↓

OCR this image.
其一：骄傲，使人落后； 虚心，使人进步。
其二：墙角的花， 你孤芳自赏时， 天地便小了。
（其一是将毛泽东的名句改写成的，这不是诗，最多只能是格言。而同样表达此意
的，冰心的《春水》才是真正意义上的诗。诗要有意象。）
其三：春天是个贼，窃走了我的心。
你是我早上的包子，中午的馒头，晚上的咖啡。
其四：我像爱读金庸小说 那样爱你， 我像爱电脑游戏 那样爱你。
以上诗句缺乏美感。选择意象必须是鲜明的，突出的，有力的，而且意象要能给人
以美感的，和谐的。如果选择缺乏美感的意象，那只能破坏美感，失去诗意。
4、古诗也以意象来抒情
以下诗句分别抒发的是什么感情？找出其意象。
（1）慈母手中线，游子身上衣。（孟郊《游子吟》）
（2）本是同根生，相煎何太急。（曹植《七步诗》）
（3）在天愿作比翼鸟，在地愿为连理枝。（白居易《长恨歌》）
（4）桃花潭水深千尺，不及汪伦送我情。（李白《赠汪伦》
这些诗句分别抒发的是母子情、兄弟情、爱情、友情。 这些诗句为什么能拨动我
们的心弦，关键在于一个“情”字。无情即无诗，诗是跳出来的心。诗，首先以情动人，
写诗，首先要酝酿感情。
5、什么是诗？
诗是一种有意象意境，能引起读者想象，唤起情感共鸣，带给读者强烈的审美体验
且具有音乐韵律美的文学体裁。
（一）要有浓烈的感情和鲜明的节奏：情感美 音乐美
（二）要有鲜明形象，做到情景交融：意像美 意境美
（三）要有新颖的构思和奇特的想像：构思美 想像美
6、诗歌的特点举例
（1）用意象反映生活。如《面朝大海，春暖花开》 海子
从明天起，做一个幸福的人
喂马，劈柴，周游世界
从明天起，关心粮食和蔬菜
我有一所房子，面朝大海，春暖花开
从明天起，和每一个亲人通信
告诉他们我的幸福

↑

Reproduce the complete set of lines precisely as supplied.

OCR this image.
其一：骄傲，使人落后； 虚心，使人进步。
其二：墙角的花， 你孤芳自赏时， 天地便小了。
（其一是将毛泽东的名句改写成的，这不是诗，最多只能是格言。而同样表达此意
的，冰心的《春水》才是真正意义上的诗。诗要有意象。）
其三：春天是个贼，窃走了我的心。
你是我早上的包子，中午的馒头，晚上的咖啡。
其四：我像爱读金庸小说 那样爱你， 我像爱电脑游戏 那样爱你。
以上诗句缺乏美感。选择意象必须是鲜明的，突出的，有力的，而且意象要能给人
以美感的，和谐的。如果选择缺乏美感的意象，那只能破坏美感，失去诗意。
4、古诗也以意象来抒情
以下诗句分别抒发的是什么感情？找出其意象。
（1）慈母手中线，游子身上衣。（孟郊《游子吟》）
（2）本是同根生，相煎何太急。（曹植《七步诗》）
（3）在天愿作比翼鸟，在地愿为连理枝。（白居易《长恨歌》）
（4）桃花潭水深千尺，不及汪伦送我情。（李白《赠汪伦》
这些诗句分别抒发的是母子情、兄弟情、爱情、友情。 这些诗句为什么能拨动我
们的心弦，关键在于一个“情”字。无情即无诗，诗是跳出来的心。诗，首先以情动人，
写诗，首先要酝酿感情。
5、什么是诗？
诗是一种有意象意境，能引起读者想象，唤起情感共鸣，带给读者强烈的审美体验
且具有音乐韵律美的文学体裁。
（一）要有浓烈的感情和鲜明的节奏：情感美 音乐美
（二）要有鲜明形象，做到情景交融：意像美 意境美
（三）要有新颖的构思和奇特的想像：构思美 想像美
6、诗歌的特点举例
（1）用意象反映生活。如《面朝大海，春暖花开》 海子
从明天起，做一个幸福的人
喂马，劈柴，周游世界
从明天起，关心粮食和蔬菜
我有一所房子，面朝大海，春暖花开
从明天起，和每一个亲人通信
告诉他们我的幸福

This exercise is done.